[Short exercise]:
Transcribe the records that follow. Keep every word exactly, and drop the pictures.

Saved entries
——————

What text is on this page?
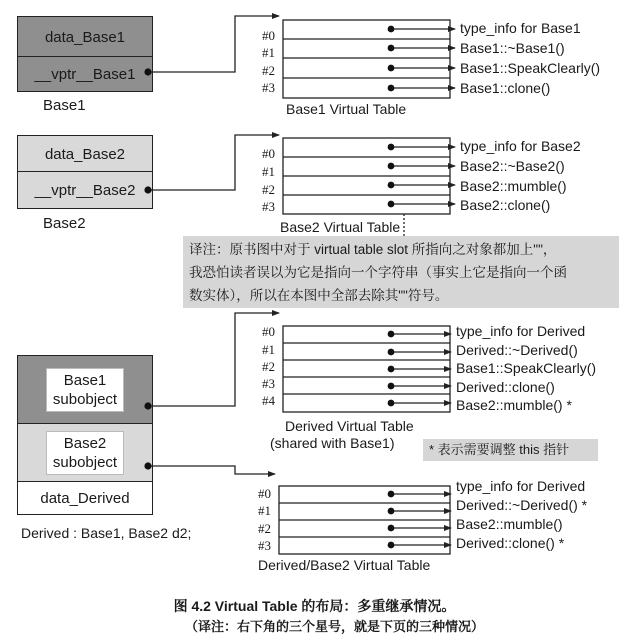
data_Base1
__vptr__Base1
Base1
#0
#1
#2
#3
type_info for Base1
Base1::~Base1()
Base1::SpeakClearly()
Base1::clone()
Base1 Virtual Table
data_Base2
__vptr__Base2
Base2
#0
#1
#2
#3
type_info for Base2
Base2::~Base2()
Base2::mumble()
Base2::clone()
Base2 Virtual Table
译注：原书图中对于 virtual table slot 所指向之对象都加上""，
我恐怕读者误以为它是指向一个字符串（事实上它是指向一个函
数实体），所以在本图中全部去除其""符号。
Base1
subobject
Base2
subobject
data_Derived
Derived : Base1, Base2 d2;
#0
#1
#2
#3
#4
type_info for Derived
Derived::~Derived()
Base1::SpeakClearly()
Derived::clone()
Base2::mumble() *
Derived Virtual Table
(shared with Base1)	* 表示需要调整 this 指针
#0
#1
#2
#3
type_info for Derived
Derived::~Derived() *
Base2::mumble()
Derived::clone() *
Derived/Base2 Virtual Table
图 4.2 Virtual Table 的布局：多重继承情况。
（译注：右下角的三个星号，就是下页的三种情况）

——————

[Exercise solution]:
What text is on this page?
data_Base1
__vptr__Base1
Base1
#0
#1
#2
#3
type_info for Base1
Base1::~Base1()
Base1::SpeakClearly()
Base1::clone()
Base1 Virtual Table
data_Base2
__vptr__Base2
Base2
#0
#1
#2
#3
type_info for Base2
Base2::~Base2()
Base2::mumble()
Base2::clone()
Base2 Virtual Table
译注：原书图中对于 virtual table slot 所指向之对象都加上""，
我恐怕读者误以为它是指向一个字符串（事实上它是指向一个函
数实体），所以在本图中全部去除其""符号。
Base1
subobject
Base2
subobject
data_Derived
Derived : Base1, Base2 d2;
#0
#1
#2
#3
#4
type_info for Derived
Derived::~Derived()
Base1::SpeakClearly()
Derived::clone()
Base2::mumble() *
Derived Virtual Table
(shared with Base1)	* 表示需要调整 this 指针
#0
#1
#2
#3
type_info for Derived
Derived::~Derived() *
Base2::mumble()
Derived::clone() *
Derived/Base2 Virtual Table
图 4.2 Virtual Table 的布局：多重继承情况。
（译注：右下角的三个星号，就是下页的三种情况）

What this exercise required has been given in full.